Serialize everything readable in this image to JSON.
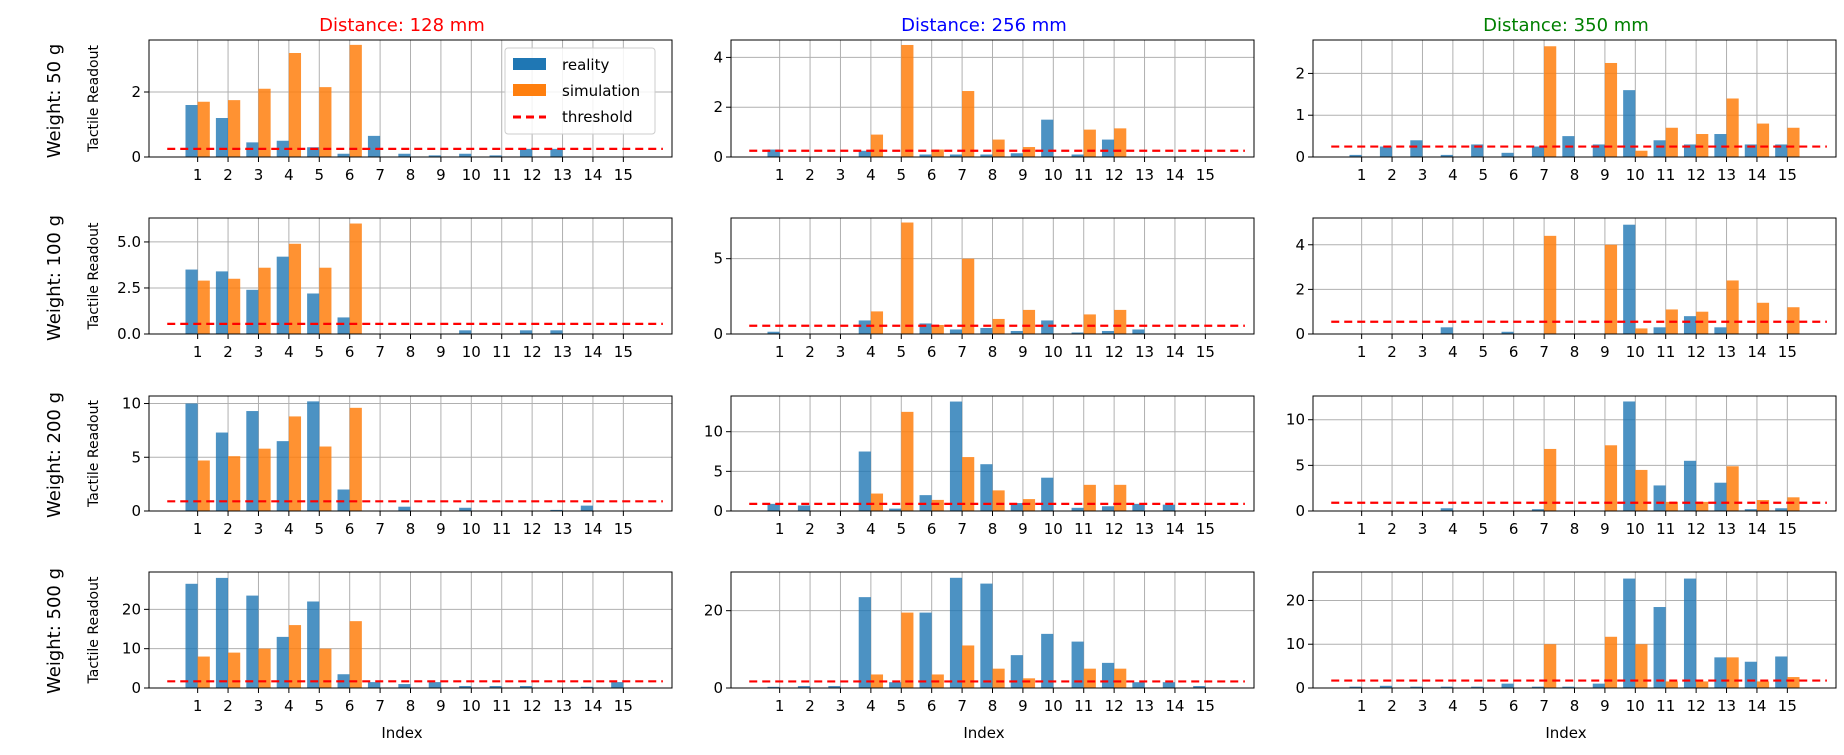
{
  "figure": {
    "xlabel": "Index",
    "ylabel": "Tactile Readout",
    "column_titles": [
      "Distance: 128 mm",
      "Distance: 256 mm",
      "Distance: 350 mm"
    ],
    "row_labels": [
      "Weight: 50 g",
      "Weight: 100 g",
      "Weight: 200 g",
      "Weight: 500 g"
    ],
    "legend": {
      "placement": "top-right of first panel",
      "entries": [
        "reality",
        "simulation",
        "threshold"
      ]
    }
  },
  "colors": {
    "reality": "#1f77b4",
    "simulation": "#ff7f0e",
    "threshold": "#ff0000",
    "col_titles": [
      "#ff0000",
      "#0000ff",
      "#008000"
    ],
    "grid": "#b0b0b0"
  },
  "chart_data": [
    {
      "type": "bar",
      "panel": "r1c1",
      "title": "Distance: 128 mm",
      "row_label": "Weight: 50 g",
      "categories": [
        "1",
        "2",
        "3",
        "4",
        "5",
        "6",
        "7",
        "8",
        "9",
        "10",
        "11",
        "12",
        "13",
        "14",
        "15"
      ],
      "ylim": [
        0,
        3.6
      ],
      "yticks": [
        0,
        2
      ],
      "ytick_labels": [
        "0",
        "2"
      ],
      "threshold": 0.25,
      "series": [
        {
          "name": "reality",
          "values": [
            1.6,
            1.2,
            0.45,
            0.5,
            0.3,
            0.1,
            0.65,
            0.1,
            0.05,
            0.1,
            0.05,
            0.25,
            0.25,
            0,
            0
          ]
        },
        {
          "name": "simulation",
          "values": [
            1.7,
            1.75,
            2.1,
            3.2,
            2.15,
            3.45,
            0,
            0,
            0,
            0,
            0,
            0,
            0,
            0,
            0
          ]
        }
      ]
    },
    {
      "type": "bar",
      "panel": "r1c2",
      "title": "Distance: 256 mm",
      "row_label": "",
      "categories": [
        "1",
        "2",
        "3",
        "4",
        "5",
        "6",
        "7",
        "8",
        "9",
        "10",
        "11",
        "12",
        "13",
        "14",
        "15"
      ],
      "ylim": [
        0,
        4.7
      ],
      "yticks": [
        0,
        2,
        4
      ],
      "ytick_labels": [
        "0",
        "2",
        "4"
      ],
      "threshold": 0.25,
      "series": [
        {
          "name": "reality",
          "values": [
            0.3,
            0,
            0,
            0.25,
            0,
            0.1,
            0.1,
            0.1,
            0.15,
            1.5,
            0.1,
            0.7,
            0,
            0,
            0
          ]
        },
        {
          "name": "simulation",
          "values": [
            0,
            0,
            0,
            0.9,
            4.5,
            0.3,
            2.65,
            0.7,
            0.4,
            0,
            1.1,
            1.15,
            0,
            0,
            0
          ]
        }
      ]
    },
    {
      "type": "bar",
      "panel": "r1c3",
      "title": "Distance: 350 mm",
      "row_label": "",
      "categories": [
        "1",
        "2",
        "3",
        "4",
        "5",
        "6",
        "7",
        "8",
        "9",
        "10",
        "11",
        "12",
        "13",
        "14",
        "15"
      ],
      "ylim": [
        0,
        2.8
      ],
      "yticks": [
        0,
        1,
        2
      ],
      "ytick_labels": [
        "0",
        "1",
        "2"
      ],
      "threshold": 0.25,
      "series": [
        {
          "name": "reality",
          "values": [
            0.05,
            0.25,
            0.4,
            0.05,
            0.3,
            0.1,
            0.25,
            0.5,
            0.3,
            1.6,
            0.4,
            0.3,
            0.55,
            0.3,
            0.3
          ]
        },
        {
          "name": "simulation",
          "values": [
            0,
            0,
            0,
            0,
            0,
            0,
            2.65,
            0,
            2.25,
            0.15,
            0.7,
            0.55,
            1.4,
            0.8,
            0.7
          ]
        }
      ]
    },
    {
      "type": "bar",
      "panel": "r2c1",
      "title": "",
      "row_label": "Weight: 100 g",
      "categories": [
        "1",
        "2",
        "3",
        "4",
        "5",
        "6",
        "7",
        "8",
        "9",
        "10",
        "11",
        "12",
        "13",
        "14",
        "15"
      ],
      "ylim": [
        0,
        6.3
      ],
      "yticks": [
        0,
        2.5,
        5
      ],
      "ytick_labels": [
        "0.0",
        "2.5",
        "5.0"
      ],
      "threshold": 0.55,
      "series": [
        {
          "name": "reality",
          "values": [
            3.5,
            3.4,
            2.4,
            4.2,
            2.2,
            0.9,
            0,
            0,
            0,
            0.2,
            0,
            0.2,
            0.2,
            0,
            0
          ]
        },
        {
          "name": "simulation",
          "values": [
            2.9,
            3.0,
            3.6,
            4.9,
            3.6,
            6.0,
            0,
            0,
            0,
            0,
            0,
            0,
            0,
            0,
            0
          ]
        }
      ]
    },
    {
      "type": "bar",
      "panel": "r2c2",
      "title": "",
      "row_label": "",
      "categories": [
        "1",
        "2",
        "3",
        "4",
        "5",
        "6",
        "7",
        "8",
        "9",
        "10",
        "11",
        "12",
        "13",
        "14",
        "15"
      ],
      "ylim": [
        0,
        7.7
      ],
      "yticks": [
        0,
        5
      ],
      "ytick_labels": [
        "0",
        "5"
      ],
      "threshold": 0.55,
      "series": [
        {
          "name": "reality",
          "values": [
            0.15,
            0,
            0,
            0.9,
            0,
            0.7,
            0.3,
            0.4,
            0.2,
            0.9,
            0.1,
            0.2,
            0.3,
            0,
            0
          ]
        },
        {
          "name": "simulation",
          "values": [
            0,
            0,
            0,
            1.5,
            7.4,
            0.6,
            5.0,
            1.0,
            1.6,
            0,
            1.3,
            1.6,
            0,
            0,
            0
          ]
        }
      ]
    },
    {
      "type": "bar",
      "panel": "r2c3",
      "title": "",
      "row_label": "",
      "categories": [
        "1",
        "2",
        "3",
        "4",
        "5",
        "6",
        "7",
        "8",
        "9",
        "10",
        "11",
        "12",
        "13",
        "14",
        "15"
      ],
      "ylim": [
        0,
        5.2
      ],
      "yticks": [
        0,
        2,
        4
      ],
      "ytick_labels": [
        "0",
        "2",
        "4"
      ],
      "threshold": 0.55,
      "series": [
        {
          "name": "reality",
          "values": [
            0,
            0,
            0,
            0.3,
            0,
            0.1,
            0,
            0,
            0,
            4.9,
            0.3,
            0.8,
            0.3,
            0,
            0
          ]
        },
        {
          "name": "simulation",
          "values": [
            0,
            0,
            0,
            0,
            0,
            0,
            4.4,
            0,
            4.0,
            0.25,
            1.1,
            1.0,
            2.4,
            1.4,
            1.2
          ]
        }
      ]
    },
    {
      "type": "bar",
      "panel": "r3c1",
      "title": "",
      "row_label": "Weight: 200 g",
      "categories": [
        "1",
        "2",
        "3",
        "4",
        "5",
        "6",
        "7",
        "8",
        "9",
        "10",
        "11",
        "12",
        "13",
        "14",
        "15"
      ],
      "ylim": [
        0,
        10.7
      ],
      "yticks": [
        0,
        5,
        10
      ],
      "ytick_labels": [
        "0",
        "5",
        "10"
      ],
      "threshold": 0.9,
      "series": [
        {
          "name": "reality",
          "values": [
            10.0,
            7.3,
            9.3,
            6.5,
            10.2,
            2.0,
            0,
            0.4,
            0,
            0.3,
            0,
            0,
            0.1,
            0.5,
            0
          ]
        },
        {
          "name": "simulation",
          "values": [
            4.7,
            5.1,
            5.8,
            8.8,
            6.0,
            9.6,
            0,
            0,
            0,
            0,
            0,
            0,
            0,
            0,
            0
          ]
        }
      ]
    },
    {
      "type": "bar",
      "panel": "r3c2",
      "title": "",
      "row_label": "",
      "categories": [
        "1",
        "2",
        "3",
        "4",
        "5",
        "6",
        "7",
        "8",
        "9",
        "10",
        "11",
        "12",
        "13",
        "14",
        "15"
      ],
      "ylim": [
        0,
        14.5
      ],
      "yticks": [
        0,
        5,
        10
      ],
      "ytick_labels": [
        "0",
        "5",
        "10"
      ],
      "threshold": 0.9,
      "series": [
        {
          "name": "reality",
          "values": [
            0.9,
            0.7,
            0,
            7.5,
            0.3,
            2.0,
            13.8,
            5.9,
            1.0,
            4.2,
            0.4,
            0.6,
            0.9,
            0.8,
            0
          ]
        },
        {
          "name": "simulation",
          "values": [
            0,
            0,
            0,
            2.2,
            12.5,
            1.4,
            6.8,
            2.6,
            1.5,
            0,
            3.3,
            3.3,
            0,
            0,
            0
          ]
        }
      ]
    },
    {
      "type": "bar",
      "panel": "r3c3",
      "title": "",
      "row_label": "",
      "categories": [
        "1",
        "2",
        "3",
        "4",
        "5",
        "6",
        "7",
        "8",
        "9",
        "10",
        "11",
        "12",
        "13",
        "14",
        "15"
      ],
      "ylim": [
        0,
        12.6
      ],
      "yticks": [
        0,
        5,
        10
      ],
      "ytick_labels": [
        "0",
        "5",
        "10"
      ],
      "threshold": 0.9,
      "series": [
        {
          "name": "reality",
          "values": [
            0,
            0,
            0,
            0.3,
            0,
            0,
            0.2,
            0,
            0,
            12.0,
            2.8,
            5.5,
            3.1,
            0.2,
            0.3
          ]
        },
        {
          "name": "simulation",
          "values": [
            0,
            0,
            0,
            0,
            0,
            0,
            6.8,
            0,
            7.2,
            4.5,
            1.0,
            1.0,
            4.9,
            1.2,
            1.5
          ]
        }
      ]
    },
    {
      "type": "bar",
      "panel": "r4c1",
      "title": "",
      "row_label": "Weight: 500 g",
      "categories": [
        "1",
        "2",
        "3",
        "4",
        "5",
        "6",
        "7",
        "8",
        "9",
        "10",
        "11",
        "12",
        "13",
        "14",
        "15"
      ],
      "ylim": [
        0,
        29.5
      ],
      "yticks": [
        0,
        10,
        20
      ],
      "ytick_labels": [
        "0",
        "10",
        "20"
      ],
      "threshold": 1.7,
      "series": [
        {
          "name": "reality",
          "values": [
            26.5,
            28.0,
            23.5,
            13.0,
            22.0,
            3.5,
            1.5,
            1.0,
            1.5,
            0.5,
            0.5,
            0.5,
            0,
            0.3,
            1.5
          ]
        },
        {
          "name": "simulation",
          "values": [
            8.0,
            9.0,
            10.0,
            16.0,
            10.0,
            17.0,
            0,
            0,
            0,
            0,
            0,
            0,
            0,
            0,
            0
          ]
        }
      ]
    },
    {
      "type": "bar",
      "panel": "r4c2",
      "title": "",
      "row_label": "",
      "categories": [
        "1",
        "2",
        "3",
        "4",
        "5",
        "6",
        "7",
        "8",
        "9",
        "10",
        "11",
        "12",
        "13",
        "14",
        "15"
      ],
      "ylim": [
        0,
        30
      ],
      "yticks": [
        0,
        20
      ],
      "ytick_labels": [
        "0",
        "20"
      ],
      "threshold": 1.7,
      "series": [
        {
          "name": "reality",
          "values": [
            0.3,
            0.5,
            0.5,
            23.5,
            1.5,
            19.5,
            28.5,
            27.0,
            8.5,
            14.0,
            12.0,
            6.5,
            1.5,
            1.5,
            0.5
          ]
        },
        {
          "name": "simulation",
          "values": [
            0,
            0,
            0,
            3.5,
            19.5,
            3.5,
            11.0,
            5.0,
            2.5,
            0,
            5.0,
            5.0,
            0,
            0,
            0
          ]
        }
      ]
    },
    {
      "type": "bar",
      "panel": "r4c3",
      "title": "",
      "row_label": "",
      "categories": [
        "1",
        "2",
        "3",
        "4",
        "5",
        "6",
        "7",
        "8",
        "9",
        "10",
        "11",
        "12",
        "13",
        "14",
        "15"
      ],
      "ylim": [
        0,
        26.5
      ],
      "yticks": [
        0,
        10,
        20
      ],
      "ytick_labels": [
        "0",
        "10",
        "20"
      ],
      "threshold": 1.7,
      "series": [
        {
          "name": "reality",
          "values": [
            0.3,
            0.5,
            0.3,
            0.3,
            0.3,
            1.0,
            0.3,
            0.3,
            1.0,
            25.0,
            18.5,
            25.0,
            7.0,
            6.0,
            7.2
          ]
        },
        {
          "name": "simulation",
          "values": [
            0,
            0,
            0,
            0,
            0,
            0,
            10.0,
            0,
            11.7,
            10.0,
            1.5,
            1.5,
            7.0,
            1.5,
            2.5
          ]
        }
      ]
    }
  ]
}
______________________________
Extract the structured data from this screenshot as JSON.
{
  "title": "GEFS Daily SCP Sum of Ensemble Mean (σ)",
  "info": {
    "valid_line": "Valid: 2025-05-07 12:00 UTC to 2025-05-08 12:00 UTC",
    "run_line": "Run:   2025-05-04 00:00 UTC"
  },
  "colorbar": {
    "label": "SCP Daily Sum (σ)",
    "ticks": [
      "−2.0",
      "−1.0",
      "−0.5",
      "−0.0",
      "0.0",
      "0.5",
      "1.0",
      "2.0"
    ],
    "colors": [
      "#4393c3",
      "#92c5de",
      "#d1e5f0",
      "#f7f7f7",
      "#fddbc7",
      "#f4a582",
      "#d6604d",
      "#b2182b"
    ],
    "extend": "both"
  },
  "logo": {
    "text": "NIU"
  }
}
______________________________
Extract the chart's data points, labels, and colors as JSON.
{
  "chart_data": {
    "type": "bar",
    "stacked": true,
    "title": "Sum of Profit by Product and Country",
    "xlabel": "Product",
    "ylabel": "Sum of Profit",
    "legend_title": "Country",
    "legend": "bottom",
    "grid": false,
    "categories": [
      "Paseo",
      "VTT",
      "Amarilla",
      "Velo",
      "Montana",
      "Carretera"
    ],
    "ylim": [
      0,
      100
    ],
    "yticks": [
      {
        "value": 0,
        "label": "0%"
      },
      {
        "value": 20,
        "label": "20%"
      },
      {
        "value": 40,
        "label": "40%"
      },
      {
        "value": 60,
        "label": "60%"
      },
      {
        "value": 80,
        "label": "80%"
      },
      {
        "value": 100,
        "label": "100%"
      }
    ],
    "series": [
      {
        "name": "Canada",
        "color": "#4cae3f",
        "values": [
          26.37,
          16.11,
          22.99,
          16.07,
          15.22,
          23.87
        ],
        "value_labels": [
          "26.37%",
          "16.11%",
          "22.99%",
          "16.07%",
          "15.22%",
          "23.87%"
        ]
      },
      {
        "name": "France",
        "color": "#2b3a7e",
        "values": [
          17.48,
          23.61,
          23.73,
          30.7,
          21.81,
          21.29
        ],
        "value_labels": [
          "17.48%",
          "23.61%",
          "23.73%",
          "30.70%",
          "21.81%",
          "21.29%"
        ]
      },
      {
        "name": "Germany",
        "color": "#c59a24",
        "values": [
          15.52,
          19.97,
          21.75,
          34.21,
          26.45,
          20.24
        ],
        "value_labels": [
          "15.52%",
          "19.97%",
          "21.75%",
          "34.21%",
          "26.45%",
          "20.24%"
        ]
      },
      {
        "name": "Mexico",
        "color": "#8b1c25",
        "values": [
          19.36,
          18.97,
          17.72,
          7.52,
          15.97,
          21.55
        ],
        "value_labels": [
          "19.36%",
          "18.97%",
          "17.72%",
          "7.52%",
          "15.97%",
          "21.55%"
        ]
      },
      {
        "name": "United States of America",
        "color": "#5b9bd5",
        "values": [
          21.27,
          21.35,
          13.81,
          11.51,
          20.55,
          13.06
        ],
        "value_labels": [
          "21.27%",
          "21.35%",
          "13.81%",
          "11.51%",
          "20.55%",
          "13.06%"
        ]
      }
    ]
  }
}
______________________________
TASK GOAL: Each line with the string "Country" in it needs to be found and copied.

EXPECTED ANSWER:
    "title": "Sum of Profit by Product and Country",
    "legend_title": "Country",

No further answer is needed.